• **Set task**:
Every line that contains the word "提高运营效率" should be copied out.

===== Listing

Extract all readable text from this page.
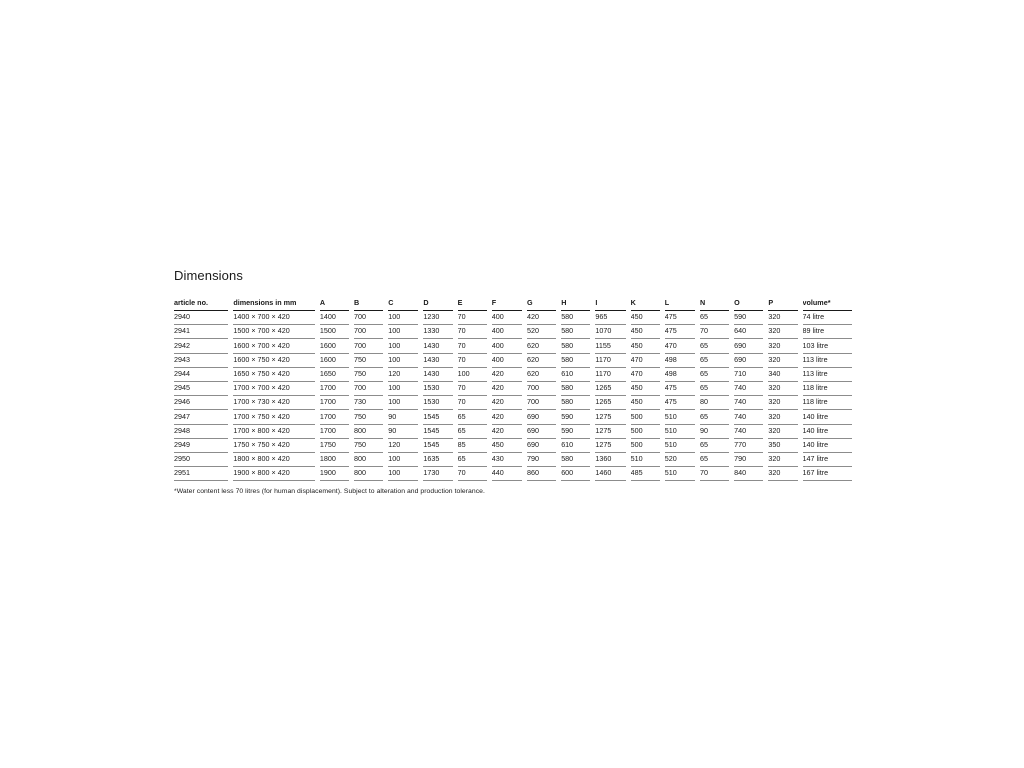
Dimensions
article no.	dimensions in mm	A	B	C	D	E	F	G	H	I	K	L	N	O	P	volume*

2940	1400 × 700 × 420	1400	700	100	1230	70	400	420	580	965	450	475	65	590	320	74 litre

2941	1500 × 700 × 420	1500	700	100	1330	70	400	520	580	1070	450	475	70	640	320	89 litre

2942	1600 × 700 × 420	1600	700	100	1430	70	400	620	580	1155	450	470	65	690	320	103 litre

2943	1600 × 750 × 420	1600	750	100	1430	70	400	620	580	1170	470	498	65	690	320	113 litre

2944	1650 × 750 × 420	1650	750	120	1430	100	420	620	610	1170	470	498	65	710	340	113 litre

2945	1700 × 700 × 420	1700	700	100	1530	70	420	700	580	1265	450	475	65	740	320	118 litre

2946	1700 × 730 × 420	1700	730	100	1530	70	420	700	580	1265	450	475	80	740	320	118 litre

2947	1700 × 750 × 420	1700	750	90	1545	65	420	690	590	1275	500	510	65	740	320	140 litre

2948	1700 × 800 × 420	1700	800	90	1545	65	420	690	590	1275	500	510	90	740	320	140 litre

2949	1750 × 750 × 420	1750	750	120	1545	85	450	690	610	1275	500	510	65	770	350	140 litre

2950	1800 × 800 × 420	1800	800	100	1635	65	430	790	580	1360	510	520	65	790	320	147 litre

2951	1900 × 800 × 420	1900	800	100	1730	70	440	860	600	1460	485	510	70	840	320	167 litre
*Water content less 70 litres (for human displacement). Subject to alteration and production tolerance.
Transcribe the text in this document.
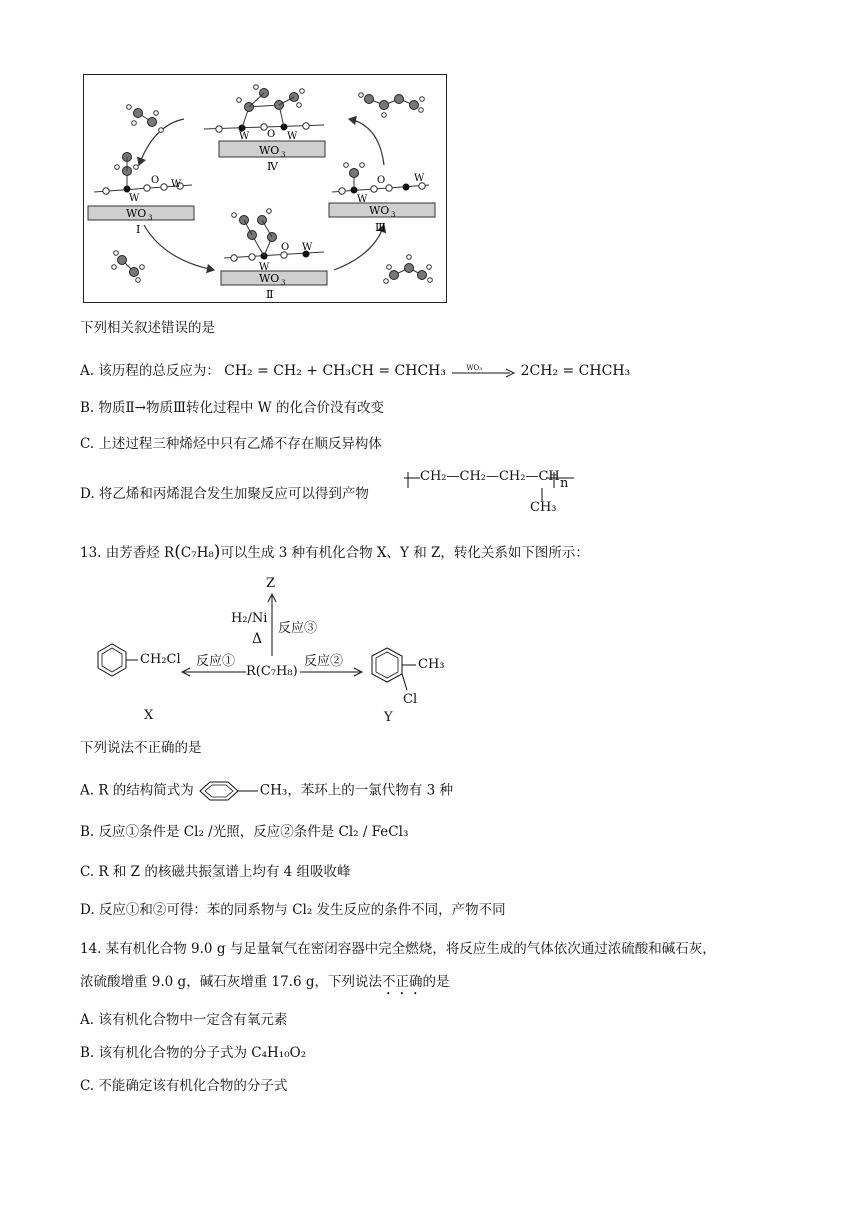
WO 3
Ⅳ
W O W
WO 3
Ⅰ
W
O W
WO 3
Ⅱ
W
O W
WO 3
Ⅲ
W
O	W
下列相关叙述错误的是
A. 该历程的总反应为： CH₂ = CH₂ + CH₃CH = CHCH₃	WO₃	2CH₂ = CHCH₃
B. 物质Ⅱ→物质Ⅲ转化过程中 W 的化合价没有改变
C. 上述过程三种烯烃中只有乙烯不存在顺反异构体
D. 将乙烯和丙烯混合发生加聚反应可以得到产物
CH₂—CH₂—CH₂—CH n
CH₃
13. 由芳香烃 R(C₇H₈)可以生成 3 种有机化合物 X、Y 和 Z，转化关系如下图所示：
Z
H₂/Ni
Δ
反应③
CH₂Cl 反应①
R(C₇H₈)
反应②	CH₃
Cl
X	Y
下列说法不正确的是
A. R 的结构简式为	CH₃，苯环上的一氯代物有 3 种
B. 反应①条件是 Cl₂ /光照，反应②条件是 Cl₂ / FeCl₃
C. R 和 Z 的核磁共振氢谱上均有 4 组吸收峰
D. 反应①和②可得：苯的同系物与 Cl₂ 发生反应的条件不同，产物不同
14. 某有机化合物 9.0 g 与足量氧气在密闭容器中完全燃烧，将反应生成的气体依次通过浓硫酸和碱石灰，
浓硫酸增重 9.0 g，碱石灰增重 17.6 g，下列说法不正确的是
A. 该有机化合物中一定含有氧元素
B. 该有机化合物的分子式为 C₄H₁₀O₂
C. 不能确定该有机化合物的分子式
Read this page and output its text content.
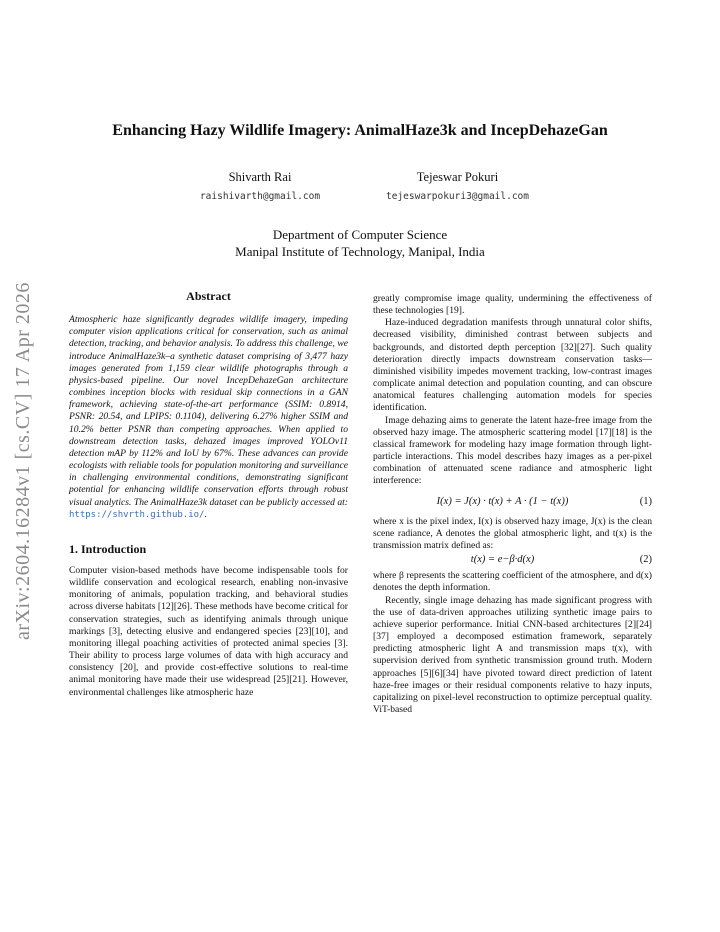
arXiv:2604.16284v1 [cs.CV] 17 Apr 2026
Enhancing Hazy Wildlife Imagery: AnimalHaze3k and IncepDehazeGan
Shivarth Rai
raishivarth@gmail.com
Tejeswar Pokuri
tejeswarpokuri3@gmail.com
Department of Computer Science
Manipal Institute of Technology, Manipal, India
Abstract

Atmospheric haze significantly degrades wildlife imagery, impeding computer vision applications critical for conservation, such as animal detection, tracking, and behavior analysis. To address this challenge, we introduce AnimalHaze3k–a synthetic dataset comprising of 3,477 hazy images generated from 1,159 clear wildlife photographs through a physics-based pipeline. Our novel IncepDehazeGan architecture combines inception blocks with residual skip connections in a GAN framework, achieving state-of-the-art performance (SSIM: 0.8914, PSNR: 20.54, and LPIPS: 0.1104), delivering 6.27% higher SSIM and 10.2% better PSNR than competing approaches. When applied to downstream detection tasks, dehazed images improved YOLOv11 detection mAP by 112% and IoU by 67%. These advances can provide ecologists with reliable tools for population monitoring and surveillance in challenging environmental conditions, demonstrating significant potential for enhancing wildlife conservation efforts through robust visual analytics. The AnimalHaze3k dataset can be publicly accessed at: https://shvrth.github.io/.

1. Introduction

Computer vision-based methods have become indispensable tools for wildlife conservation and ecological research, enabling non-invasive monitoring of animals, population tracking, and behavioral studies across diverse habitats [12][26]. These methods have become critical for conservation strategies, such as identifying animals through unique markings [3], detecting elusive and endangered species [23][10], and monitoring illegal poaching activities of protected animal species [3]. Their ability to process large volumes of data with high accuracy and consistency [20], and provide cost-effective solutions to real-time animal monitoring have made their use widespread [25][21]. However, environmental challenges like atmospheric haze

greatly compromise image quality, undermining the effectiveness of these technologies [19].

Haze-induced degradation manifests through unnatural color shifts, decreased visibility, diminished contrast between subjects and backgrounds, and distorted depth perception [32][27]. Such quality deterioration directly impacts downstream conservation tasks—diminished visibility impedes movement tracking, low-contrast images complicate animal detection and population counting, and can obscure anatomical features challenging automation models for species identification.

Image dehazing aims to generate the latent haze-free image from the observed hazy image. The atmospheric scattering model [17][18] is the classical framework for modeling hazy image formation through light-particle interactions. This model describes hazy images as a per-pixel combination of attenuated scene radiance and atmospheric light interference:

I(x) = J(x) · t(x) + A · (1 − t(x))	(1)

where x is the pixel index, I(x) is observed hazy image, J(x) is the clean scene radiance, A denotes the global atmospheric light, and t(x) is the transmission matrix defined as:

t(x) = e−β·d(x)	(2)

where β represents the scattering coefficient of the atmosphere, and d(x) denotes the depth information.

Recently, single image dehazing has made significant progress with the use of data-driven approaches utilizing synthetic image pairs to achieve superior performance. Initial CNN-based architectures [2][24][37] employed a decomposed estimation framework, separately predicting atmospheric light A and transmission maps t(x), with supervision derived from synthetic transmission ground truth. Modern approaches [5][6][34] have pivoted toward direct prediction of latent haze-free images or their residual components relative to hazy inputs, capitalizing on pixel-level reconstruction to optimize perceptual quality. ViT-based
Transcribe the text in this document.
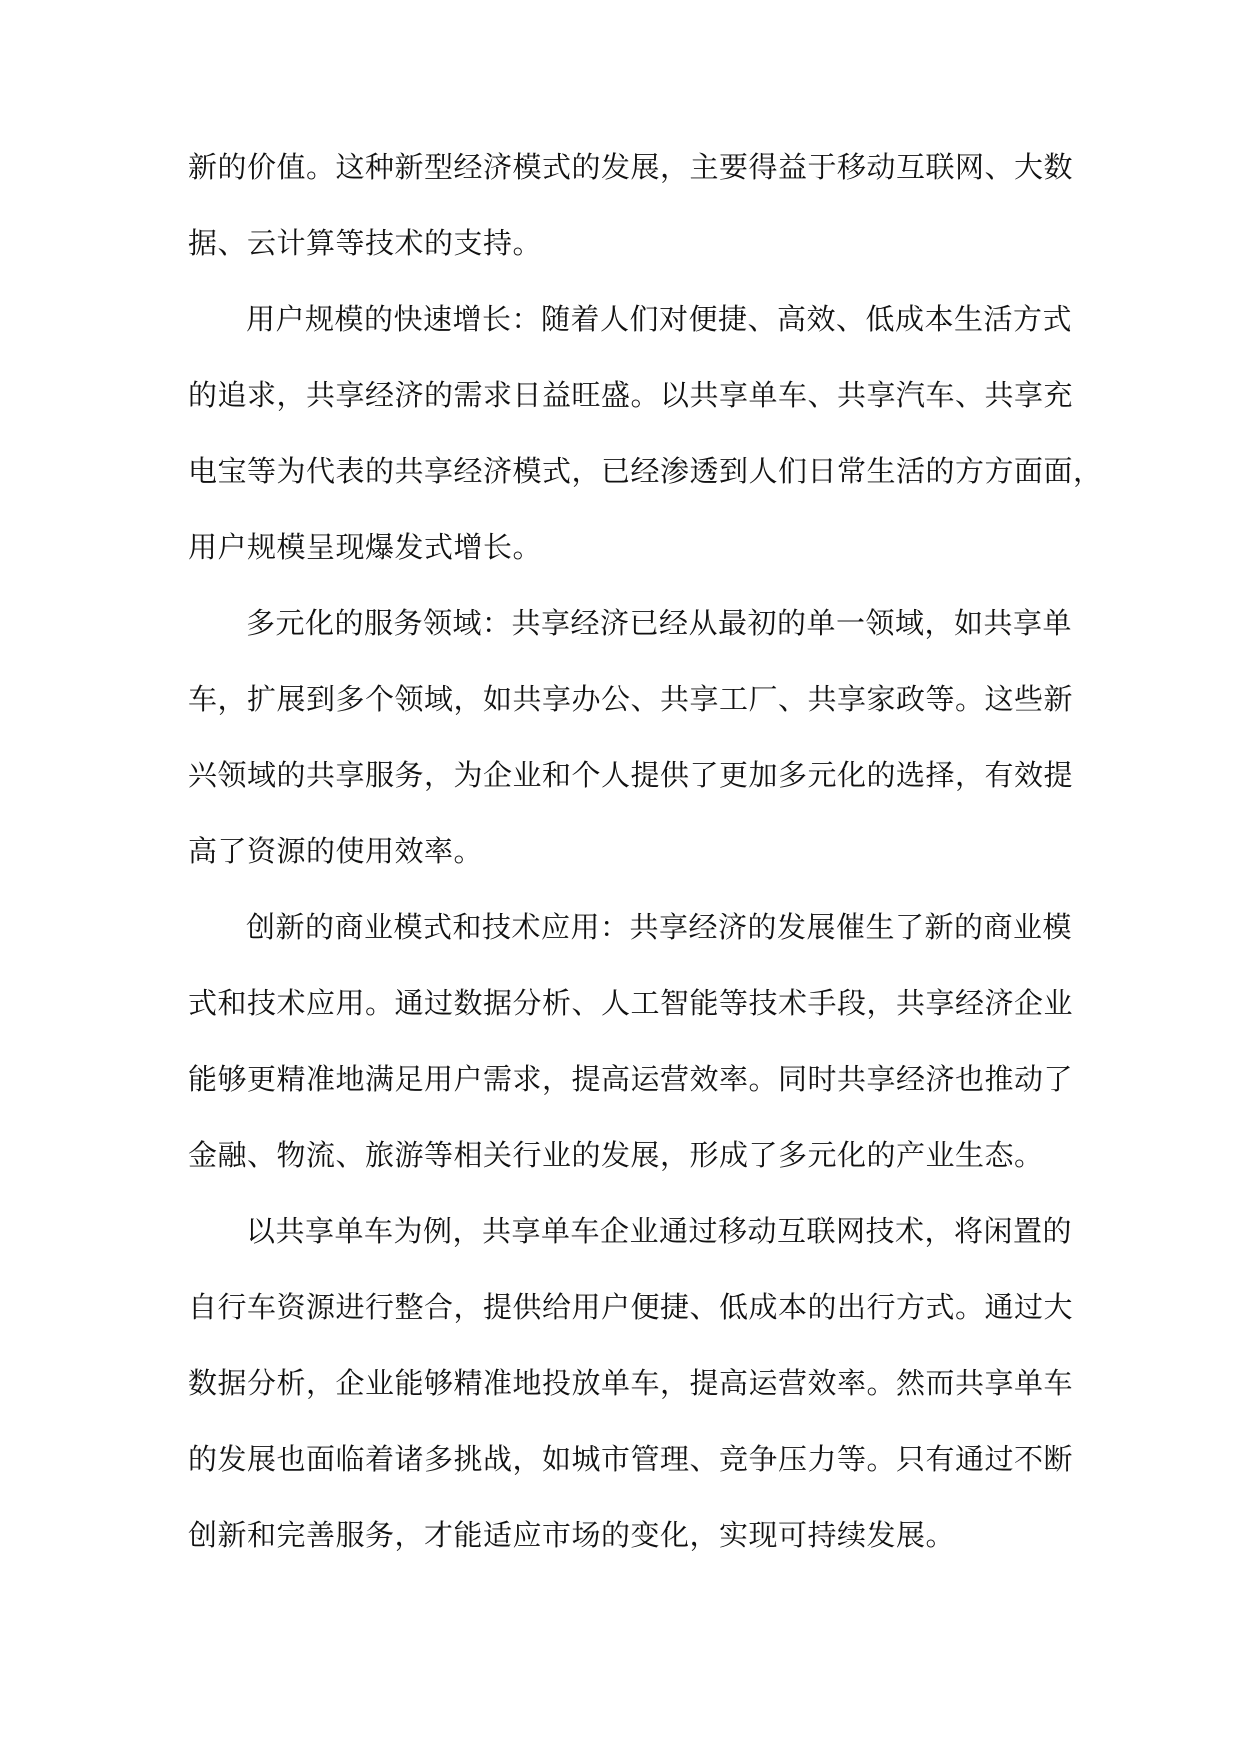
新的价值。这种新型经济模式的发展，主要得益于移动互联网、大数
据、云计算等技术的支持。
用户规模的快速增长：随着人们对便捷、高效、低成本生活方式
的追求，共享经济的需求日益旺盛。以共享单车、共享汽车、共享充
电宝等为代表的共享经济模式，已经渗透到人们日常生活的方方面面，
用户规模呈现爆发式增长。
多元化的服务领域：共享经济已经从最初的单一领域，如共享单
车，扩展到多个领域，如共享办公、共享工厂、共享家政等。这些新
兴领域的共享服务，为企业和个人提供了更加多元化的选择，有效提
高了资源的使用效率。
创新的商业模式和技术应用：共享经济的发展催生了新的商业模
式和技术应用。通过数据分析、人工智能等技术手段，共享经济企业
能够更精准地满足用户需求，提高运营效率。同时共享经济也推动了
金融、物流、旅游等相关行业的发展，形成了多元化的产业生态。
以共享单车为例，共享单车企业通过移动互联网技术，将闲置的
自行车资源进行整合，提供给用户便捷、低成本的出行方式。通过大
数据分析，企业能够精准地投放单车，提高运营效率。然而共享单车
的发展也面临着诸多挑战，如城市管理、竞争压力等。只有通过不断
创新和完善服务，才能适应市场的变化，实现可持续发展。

==========

• **Exercise output**:
能够更精准地满足用户需求，提高运营效率。同时共享经济也推动了
数据分析，企业能够精准地投放单车，提高运营效率。然而共享单车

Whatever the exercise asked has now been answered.